start
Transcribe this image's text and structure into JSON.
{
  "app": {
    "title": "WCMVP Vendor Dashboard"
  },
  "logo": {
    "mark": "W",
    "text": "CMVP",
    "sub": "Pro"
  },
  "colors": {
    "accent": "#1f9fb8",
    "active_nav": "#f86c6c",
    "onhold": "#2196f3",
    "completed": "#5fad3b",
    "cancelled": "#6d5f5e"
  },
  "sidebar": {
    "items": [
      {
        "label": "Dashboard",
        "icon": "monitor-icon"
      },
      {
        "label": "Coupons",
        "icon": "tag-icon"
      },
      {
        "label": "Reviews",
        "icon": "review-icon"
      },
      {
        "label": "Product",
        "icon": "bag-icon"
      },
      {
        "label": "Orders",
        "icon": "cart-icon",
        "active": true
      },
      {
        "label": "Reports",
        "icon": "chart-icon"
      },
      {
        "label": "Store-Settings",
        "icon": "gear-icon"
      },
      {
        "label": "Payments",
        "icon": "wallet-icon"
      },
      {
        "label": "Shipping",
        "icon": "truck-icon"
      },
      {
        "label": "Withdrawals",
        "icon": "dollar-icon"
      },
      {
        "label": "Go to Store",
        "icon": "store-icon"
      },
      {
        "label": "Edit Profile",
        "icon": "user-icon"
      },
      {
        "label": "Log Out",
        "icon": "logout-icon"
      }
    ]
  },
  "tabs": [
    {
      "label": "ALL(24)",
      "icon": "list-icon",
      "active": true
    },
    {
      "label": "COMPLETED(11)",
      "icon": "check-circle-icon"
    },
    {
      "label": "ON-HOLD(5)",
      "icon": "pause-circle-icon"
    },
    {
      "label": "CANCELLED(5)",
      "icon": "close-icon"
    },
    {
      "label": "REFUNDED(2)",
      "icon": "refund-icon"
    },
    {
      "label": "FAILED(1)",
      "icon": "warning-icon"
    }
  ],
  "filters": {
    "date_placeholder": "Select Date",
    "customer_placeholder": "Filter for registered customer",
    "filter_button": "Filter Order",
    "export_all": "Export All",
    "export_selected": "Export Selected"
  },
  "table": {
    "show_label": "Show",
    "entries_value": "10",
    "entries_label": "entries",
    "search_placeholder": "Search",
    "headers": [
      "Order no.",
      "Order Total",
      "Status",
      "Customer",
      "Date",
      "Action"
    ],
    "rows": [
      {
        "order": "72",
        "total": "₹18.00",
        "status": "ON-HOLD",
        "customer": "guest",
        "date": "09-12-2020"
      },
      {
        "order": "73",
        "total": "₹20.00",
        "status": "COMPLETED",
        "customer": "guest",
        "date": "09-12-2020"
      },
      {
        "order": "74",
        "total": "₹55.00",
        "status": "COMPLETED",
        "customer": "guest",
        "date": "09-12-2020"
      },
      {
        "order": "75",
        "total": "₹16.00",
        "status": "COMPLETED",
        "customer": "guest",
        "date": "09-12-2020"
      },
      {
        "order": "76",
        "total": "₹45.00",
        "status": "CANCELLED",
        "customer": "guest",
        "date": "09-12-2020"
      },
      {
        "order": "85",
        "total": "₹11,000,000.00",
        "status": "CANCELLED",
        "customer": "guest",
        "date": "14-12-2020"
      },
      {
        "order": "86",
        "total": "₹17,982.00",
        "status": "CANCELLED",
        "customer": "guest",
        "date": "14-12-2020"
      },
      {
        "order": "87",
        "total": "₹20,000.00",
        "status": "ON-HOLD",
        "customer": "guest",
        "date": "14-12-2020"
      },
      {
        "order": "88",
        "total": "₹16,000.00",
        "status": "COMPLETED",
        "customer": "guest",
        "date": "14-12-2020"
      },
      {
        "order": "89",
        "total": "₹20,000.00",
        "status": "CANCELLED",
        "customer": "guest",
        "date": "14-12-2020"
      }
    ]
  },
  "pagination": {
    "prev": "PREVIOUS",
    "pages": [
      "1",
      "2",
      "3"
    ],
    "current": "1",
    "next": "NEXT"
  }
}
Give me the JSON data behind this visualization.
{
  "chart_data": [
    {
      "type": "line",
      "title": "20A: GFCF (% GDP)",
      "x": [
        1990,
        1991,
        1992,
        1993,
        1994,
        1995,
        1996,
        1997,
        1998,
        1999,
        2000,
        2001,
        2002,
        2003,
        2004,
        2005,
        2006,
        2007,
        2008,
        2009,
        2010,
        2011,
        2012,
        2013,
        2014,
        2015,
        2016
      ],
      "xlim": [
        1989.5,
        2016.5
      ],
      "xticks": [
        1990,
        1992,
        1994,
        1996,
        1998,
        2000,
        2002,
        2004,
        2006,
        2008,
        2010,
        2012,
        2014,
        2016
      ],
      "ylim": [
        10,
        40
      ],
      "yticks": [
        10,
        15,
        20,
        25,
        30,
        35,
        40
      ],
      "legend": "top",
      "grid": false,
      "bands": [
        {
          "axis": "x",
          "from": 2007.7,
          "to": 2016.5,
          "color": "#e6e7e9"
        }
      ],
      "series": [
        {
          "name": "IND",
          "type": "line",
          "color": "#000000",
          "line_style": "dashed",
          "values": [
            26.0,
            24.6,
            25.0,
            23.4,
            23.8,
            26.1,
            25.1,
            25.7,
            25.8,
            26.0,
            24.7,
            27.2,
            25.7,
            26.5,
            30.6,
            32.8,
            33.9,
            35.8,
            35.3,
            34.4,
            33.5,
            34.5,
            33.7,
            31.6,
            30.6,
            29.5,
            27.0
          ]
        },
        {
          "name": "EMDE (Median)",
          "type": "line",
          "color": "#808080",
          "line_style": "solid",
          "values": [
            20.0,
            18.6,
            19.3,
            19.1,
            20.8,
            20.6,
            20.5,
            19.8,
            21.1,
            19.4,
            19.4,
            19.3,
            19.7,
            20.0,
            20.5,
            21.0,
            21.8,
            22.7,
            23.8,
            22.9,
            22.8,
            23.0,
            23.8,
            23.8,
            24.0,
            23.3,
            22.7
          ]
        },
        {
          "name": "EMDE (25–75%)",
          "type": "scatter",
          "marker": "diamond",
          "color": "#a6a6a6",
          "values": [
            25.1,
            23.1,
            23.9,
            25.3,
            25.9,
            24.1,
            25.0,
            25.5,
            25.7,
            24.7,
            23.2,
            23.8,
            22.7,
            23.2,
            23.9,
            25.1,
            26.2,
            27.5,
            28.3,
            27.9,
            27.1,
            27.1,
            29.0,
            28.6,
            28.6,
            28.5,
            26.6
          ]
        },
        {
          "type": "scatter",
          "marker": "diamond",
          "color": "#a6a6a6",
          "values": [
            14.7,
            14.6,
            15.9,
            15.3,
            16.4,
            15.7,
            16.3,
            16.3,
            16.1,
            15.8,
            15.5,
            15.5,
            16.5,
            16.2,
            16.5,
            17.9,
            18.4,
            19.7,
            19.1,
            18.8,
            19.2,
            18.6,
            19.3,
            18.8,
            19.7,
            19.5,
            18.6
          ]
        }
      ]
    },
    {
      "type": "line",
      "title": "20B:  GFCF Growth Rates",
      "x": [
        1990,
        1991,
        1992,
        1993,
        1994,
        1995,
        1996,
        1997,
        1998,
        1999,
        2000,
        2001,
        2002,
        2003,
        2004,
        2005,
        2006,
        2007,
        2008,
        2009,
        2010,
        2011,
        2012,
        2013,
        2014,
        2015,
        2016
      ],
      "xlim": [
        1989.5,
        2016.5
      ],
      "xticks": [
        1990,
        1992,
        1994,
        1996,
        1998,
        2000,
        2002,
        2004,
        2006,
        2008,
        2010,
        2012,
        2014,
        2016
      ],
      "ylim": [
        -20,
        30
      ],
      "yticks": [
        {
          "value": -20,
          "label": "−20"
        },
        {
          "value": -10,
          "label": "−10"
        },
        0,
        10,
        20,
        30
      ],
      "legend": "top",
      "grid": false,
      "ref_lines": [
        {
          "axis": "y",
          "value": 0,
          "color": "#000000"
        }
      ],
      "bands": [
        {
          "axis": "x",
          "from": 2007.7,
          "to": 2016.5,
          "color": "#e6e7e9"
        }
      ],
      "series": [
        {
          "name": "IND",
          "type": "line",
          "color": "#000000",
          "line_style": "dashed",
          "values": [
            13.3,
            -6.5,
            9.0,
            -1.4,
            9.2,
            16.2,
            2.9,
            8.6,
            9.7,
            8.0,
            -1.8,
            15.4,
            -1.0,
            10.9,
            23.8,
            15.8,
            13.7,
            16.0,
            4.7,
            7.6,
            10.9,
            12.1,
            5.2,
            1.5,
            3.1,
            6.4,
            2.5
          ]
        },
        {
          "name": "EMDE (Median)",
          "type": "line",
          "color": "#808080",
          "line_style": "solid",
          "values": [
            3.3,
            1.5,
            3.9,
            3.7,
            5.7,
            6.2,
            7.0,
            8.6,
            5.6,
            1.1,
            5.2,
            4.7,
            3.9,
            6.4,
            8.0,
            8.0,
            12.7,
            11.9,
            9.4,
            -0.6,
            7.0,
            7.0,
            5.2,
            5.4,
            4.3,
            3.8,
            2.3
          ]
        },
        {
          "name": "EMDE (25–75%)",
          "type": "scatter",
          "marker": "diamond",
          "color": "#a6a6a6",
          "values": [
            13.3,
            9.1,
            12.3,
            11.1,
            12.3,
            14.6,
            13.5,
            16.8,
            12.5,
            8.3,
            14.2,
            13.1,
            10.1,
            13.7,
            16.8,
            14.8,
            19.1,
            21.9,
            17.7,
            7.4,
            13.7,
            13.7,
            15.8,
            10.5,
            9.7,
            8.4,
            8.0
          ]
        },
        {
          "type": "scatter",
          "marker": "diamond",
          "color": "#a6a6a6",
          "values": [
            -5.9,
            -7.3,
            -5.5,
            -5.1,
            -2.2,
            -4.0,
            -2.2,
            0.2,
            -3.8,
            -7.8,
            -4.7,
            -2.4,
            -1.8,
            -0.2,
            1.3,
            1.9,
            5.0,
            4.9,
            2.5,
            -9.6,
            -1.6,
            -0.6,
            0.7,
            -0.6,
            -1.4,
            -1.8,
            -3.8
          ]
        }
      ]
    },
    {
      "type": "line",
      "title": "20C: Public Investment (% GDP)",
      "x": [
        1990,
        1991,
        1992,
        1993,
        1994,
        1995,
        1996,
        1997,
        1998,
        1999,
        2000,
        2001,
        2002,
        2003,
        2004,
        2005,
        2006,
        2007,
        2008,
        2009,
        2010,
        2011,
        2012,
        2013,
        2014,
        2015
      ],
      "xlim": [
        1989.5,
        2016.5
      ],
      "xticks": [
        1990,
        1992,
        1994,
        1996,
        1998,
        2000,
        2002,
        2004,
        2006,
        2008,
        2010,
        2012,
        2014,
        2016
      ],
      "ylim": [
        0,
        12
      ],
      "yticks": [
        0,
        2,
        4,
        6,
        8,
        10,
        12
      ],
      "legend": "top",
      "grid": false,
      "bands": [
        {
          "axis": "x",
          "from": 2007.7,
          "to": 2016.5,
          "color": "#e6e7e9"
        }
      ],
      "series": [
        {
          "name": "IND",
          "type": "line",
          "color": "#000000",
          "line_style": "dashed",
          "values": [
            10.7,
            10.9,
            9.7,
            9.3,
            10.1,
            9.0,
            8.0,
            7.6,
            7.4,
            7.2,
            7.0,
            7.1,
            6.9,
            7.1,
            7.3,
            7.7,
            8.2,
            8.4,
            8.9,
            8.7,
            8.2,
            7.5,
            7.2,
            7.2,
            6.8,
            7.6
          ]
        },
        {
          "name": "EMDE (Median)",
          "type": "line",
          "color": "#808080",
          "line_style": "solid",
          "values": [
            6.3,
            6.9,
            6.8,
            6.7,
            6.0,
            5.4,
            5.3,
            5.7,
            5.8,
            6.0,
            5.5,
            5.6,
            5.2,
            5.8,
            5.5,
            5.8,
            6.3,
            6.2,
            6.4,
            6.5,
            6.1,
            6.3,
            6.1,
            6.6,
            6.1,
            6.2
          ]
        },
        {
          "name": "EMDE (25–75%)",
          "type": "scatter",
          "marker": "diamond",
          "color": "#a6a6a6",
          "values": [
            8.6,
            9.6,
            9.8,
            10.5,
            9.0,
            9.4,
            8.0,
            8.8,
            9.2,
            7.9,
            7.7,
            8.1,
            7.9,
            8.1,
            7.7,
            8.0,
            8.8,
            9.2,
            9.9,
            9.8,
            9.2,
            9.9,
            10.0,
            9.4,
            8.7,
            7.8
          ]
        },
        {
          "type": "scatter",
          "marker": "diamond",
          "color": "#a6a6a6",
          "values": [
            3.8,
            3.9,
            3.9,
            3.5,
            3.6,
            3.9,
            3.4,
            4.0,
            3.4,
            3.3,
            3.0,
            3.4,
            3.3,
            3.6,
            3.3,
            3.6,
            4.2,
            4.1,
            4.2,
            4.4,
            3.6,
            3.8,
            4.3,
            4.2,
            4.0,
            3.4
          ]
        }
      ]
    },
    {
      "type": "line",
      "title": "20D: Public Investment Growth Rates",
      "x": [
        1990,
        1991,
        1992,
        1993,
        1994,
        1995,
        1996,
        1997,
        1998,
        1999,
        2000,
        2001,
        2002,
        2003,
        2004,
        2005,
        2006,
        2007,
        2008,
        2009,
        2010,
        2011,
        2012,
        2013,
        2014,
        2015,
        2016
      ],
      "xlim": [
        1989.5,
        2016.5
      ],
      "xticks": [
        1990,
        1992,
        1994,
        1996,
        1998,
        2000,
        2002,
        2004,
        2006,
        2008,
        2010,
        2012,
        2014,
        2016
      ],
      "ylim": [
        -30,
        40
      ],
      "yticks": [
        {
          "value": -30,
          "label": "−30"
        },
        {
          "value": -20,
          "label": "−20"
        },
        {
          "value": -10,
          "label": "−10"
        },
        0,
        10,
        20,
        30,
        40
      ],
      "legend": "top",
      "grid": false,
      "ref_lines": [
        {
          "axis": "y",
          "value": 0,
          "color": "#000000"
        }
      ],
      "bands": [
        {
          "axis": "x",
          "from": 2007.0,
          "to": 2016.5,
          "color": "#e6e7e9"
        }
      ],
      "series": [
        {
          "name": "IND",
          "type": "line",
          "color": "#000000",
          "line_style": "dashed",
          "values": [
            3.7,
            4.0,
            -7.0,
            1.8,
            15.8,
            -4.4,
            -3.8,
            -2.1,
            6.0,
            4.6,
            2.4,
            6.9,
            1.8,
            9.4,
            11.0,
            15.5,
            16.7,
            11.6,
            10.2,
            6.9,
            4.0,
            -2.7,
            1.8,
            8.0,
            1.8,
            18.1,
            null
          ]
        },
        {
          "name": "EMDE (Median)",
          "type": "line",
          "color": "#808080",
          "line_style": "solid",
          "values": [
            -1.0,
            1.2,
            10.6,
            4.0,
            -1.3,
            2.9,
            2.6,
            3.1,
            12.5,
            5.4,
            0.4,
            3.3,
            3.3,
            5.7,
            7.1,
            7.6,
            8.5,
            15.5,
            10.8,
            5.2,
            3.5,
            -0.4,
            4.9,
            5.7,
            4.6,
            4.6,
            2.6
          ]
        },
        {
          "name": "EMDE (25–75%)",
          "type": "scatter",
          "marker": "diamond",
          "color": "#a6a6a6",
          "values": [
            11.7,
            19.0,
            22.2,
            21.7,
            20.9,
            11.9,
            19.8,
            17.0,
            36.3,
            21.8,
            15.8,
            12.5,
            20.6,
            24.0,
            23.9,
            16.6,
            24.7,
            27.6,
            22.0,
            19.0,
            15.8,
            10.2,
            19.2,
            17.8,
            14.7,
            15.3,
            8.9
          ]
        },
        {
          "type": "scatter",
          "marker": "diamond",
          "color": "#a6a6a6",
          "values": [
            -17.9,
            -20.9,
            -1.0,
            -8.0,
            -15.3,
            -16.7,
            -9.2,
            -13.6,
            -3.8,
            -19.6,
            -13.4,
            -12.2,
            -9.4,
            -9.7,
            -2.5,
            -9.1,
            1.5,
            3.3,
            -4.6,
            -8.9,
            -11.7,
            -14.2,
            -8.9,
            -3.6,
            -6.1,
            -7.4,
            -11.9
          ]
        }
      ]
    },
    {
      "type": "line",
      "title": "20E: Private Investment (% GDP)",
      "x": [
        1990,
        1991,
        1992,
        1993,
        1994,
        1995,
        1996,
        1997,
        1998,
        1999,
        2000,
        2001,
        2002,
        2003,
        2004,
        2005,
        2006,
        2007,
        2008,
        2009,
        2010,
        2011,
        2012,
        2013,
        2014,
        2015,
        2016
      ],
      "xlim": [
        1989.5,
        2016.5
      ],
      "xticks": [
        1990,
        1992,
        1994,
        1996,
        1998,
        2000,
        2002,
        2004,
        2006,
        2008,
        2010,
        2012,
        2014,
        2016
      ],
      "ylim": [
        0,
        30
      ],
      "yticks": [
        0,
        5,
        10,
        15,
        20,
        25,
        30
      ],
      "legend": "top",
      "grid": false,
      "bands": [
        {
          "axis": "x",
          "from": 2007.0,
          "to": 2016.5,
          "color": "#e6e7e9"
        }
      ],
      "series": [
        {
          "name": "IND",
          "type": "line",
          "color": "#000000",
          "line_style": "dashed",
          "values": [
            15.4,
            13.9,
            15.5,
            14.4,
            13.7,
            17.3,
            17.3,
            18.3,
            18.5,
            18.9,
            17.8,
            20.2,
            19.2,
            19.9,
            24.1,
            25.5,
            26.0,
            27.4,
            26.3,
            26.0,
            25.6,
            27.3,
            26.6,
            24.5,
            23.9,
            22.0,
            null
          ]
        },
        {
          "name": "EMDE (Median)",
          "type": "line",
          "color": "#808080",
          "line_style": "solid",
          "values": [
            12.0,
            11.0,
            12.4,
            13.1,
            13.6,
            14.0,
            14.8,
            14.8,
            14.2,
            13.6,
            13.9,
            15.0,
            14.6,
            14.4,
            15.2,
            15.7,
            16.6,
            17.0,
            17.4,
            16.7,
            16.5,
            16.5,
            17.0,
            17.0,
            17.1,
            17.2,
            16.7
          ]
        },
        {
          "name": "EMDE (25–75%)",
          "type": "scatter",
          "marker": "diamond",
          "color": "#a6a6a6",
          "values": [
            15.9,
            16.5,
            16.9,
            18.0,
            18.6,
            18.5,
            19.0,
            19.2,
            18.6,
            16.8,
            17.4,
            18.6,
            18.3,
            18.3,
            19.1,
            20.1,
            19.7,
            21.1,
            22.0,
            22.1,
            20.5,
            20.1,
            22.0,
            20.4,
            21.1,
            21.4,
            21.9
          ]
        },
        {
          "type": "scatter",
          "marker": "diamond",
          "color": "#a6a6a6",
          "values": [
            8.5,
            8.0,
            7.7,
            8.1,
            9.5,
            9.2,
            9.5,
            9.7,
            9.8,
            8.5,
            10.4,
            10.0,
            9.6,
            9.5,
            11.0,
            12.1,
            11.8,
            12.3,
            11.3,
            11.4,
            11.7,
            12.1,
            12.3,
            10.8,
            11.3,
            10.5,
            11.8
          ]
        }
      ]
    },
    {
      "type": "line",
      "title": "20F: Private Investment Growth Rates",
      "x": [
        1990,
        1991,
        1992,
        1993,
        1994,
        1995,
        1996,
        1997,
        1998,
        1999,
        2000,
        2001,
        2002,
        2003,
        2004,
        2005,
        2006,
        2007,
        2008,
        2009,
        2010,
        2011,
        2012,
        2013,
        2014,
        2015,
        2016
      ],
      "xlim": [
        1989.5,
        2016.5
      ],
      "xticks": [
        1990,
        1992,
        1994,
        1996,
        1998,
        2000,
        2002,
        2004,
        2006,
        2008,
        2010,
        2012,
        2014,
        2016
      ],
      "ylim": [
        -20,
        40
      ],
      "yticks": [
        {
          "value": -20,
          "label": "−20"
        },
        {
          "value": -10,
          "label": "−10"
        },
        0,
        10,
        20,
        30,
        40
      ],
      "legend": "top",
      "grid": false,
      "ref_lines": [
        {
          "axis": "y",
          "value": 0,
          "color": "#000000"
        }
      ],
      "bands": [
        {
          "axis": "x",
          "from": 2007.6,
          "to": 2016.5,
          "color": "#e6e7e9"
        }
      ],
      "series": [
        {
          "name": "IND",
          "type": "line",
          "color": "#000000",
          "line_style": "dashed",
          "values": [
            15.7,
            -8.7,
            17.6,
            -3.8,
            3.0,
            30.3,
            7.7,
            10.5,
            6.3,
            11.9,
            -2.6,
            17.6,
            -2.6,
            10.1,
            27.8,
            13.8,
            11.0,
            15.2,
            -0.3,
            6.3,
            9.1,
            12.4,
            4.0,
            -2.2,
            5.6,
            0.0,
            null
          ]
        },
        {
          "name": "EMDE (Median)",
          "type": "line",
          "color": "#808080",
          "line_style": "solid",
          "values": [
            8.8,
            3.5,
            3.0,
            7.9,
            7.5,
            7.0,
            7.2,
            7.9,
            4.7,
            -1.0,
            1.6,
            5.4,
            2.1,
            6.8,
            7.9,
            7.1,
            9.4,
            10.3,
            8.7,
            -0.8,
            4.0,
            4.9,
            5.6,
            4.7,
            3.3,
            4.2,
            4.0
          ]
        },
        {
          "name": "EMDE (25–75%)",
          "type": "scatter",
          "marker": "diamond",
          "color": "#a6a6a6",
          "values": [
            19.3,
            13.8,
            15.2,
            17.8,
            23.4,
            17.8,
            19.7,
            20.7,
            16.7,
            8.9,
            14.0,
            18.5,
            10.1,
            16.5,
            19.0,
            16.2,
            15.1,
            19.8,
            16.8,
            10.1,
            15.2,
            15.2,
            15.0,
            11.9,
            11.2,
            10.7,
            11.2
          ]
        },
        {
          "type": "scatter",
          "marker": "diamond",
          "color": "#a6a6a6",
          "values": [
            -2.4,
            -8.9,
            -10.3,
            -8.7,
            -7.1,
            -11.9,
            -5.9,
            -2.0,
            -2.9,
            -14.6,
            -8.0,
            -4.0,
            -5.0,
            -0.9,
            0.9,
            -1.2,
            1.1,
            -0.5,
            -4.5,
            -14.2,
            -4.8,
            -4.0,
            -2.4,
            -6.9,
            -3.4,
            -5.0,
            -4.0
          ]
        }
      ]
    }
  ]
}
end
• [WHAT YOU ARE ASKED TO DO] Copy every line from the entries that contains the word "Public".

• [OUTPUT FOR THIS TASK]
      "title": "20C: Public Investment (% GDP)",
      "title": "20D: Public Investment Growth Rates",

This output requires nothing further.